(What to do):
Copy all records verbatim.

-- start of Listed entries --

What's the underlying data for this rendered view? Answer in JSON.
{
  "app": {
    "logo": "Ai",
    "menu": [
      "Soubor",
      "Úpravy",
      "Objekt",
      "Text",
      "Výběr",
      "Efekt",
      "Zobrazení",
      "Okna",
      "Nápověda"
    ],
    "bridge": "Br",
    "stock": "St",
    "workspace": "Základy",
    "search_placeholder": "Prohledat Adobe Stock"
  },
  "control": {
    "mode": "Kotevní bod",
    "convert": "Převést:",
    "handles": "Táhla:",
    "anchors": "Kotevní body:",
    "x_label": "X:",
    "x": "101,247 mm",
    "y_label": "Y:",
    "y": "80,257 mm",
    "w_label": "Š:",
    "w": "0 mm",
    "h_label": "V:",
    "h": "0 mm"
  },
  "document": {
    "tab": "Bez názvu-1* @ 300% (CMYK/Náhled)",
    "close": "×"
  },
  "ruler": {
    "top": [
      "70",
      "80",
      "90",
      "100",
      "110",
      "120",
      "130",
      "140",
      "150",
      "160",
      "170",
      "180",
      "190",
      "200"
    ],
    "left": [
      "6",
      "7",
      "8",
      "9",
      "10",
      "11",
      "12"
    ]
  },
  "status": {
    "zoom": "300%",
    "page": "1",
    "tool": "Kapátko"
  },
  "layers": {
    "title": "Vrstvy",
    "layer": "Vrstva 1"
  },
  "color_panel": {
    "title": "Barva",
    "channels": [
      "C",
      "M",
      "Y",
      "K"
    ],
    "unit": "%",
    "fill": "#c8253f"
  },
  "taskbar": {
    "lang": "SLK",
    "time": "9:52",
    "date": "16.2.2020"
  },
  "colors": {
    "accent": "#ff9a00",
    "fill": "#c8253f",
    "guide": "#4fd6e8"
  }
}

-- end of Listed entries --

(Completed task):
What's the underlying data for this rendered view? Answer in JSON.
{
  "app": {
    "logo": "Ai",
    "menu": [
      "Soubor",
      "Úpravy",
      "Objekt",
      "Text",
      "Výběr",
      "Efekt",
      "Zobrazení",
      "Okna",
      "Nápověda"
    ],
    "bridge": "Br",
    "stock": "St",
    "workspace": "Základy",
    "search_placeholder": "Prohledat Adobe Stock"
  },
  "control": {
    "mode": "Kotevní bod",
    "convert": "Převést:",
    "handles": "Táhla:",
    "anchors": "Kotevní body:",
    "x_label": "X:",
    "x": "101,247 mm",
    "y_label": "Y:",
    "y": "80,257 mm",
    "w_label": "Š:",
    "w": "0 mm",
    "h_label": "V:",
    "h": "0 mm"
  },
  "document": {
    "tab": "Bez názvu-1* @ 300% (CMYK/Náhled)",
    "close": "×"
  },
  "ruler": {
    "top": [
      "70",
      "80",
      "90",
      "100",
      "110",
      "120",
      "130",
      "140",
      "150",
      "160",
      "170",
      "180",
      "190",
      "200"
    ],
    "left": [
      "6",
      "7",
      "8",
      "9",
      "10",
      "11",
      "12"
    ]
  },
  "status": {
    "zoom": "300%",
    "page": "1",
    "tool": "Kapátko"
  },
  "layers": {
    "title": "Vrstvy",
    "layer": "Vrstva 1"
  },
  "color_panel": {
    "title": "Barva",
    "channels": [
      "C",
      "M",
      "Y",
      "K"
    ],
    "unit": "%",
    "fill": "#c8253f"
  },
  "taskbar": {
    "lang": "SLK",
    "time": "9:52",
    "date": "16.2.2020"
  },
  "colors": {
    "accent": "#ff9a00",
    "fill": "#c8253f",
    "guide": "#4fd6e8"
  }
}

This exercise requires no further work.